**Required work**. Please copy out the rows below, renaming every "data-label" to "value-label" and leaving everything else unchanged.

**Rows showing where elements appear**.
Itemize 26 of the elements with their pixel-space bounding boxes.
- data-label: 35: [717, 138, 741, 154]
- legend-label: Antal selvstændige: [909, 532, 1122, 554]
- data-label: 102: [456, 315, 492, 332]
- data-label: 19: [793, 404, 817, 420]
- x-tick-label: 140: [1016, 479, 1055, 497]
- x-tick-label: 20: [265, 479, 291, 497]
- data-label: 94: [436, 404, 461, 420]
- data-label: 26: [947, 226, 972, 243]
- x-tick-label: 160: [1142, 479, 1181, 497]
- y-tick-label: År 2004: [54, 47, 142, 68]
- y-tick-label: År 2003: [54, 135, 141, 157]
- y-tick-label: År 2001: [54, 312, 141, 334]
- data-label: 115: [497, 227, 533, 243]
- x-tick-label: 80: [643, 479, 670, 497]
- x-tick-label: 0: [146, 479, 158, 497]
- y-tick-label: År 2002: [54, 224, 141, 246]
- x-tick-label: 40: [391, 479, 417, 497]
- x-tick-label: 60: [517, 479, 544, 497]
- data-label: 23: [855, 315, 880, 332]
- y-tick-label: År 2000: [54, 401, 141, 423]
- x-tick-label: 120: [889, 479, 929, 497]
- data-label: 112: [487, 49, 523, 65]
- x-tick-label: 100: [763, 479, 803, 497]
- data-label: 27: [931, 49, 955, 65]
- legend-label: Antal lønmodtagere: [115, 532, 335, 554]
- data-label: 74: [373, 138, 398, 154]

**Full answer**.
Itemize 26 of the elements with their pixel-space bounding boxes.
- value-label: 35: [717, 138, 741, 154]
- legend-label: Antal selvstændige: [909, 532, 1122, 554]
- value-label: 102: [456, 315, 492, 332]
- value-label: 19: [793, 404, 817, 420]
- x-tick-label: 140: [1016, 479, 1055, 497]
- x-tick-label: 20: [265, 479, 291, 497]
- value-label: 94: [436, 404, 461, 420]
- value-label: 26: [947, 226, 972, 243]
- x-tick-label: 160: [1142, 479, 1181, 497]
- y-tick-label: År 2004: [54, 47, 142, 68]
- y-tick-label: År 2003: [54, 135, 141, 157]
- y-tick-label: År 2001: [54, 312, 141, 334]
- value-label: 115: [497, 227, 533, 243]
- x-tick-label: 80: [643, 479, 670, 497]
- x-tick-label: 0: [146, 479, 158, 497]
- y-tick-label: År 2002: [54, 224, 141, 246]
- x-tick-label: 40: [391, 479, 417, 497]
- x-tick-label: 60: [517, 479, 544, 497]
- value-label: 23: [855, 315, 880, 332]
- y-tick-label: År 2000: [54, 401, 141, 423]
- x-tick-label: 120: [889, 479, 929, 497]
- value-label: 112: [487, 49, 523, 65]
- x-tick-label: 100: [763, 479, 803, 497]
- value-label: 27: [931, 49, 955, 65]
- legend-label: Antal lønmodtagere: [115, 532, 335, 554]
- value-label: 74: [373, 138, 398, 154]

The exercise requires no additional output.